--- WHAT THE TASK REQUIRES ---
Look through the material below for "grants". Copy every line that contains it.
— BEGIN RECORDS SHOWN —
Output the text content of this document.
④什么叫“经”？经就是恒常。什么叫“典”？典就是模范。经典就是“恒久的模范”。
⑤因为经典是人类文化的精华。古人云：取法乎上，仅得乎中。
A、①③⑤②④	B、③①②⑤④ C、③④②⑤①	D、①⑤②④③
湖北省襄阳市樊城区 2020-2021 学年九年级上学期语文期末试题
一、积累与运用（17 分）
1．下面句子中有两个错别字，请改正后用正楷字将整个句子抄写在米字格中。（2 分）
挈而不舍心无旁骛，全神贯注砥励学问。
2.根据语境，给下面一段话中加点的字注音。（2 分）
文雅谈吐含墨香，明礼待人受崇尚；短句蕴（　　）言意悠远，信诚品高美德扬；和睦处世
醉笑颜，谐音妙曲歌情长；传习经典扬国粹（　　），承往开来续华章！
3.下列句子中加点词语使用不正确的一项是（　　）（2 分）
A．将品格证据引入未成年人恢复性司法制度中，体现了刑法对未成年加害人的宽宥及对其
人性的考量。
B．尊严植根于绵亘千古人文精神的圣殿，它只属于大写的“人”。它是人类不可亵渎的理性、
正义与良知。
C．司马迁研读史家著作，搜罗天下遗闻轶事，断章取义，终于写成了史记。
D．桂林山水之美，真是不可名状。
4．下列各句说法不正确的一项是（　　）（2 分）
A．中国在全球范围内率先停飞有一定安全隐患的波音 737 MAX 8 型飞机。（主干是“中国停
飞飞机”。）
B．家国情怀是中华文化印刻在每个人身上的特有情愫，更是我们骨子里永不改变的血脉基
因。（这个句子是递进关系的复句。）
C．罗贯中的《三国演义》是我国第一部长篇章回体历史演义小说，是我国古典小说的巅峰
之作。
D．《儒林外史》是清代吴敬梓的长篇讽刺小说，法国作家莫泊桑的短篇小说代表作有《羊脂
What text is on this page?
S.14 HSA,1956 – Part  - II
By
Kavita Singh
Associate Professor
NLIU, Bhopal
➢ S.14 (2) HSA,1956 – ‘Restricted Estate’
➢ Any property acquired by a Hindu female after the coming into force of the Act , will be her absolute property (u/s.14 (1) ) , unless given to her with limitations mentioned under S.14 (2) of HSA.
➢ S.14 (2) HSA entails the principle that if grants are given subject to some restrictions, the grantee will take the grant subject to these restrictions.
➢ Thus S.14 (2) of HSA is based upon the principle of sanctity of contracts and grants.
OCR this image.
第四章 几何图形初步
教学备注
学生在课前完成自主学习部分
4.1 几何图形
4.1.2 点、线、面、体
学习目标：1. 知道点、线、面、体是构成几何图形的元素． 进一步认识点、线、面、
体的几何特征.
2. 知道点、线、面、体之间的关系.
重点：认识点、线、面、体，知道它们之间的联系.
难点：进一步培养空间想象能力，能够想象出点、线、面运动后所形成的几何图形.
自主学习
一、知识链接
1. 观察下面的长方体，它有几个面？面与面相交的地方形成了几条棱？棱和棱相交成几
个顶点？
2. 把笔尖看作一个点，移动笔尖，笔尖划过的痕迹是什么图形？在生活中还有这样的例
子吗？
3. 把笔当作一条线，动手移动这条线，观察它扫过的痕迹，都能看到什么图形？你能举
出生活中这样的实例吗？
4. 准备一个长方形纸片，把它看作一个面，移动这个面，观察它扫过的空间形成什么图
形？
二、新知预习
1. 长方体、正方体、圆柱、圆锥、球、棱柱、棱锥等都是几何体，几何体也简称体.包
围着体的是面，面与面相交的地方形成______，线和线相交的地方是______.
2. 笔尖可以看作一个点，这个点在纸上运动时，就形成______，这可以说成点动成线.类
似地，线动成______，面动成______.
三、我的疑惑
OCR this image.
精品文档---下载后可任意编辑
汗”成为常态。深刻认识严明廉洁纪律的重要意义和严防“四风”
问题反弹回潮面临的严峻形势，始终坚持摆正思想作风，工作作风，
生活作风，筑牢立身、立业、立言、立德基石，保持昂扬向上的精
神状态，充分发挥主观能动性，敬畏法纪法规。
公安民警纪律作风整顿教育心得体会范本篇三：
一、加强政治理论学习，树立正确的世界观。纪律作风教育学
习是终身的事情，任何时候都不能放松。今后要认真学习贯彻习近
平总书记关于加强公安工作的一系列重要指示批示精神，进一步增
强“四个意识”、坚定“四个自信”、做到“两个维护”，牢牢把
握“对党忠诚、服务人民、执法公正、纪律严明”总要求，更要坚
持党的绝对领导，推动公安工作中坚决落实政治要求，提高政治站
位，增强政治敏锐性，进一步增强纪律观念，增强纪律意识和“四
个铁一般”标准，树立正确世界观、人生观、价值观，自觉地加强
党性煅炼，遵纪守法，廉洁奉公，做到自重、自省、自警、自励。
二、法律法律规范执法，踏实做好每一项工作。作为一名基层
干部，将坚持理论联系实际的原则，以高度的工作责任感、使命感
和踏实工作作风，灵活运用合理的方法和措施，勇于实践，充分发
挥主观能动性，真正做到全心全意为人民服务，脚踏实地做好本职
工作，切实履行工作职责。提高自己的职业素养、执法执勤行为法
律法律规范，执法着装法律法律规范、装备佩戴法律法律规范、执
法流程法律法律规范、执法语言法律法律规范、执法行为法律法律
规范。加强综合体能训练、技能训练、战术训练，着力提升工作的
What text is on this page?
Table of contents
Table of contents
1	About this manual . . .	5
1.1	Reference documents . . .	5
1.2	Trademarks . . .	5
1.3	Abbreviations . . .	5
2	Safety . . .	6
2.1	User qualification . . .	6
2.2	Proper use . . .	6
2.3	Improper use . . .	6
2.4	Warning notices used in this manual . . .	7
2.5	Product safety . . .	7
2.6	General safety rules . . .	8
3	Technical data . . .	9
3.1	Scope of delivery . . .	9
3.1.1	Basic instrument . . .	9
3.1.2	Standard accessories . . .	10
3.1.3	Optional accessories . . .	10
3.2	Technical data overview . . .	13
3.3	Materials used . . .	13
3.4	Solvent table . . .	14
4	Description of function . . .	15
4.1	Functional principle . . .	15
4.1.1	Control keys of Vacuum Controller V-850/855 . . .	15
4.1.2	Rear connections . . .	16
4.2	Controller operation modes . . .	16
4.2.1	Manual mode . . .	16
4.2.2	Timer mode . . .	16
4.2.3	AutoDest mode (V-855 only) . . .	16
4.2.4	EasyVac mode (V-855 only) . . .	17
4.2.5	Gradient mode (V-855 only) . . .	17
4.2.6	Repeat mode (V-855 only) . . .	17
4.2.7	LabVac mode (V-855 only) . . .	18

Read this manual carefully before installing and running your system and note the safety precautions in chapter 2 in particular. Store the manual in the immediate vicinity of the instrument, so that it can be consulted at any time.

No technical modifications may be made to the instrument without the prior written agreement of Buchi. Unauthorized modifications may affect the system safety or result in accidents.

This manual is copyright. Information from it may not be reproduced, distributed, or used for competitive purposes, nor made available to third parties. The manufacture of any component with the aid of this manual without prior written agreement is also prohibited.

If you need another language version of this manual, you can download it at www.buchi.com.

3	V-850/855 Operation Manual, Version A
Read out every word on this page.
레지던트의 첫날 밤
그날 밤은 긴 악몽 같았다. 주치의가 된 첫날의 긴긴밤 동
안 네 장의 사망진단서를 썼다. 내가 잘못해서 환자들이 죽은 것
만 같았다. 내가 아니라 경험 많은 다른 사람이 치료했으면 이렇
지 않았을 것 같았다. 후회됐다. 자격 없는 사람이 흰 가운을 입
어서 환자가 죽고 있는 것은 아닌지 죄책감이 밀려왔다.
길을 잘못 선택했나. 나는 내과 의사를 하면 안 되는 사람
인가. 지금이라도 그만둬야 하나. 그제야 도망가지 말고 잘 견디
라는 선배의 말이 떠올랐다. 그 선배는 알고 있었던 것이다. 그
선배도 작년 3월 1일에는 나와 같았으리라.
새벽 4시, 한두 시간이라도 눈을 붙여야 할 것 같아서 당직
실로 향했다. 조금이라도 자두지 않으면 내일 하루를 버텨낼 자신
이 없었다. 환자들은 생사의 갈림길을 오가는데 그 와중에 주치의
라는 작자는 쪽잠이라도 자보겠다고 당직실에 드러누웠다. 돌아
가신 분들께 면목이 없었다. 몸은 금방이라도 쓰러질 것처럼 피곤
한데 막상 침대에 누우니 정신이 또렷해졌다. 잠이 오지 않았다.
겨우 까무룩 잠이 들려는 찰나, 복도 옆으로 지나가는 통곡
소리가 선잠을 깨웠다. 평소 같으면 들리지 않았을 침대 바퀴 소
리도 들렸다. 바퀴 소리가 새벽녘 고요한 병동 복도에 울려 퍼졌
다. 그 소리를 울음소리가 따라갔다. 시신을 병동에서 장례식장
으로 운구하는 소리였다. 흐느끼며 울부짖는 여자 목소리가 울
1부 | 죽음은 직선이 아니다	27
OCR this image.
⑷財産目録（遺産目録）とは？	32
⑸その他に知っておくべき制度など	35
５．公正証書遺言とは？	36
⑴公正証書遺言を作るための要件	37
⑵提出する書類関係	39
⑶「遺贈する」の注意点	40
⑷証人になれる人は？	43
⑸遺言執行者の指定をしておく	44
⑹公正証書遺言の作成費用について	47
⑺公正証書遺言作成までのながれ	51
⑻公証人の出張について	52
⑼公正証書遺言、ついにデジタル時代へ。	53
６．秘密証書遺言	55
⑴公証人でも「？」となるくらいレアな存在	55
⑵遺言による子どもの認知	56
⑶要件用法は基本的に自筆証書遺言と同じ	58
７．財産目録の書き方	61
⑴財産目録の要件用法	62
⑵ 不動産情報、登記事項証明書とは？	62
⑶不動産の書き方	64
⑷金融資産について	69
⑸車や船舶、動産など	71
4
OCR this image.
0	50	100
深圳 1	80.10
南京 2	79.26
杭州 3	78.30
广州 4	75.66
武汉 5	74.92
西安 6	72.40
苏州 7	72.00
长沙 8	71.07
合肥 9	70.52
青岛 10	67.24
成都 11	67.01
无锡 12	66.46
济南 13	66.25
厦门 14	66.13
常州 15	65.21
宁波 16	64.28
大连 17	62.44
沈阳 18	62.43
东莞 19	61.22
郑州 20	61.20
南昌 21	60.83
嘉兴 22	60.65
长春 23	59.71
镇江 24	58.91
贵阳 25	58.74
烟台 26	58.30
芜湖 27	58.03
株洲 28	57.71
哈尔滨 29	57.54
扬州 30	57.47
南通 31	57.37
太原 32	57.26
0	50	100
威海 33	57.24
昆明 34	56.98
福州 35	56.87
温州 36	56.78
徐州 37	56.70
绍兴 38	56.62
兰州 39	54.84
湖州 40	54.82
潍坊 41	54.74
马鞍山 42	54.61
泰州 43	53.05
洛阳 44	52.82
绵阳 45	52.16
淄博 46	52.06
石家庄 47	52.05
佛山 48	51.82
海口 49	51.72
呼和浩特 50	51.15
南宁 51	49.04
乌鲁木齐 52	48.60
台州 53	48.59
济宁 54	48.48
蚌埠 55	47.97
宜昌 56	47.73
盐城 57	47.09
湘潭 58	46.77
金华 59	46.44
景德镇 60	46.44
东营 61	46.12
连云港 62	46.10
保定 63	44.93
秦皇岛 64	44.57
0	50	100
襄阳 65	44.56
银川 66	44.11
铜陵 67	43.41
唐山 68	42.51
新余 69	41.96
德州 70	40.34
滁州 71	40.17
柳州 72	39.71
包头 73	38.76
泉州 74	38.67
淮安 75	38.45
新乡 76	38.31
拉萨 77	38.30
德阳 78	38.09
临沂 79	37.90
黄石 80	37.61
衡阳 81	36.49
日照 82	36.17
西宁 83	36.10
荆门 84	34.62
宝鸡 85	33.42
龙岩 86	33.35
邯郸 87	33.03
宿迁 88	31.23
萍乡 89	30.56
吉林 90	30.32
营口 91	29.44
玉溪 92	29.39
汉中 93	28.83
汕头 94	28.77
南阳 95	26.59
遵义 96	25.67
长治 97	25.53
— END RECORDS SHOWN —
--- WRITTEN ANSWER ---
➢ S.14 (2) HSA entails the principle that if grants are given subject to some restrictions, the grantee will take the grant subject to these restrictions.
➢ Thus S.14 (2) of HSA is based upon the principle of sanctity of contracts and grants.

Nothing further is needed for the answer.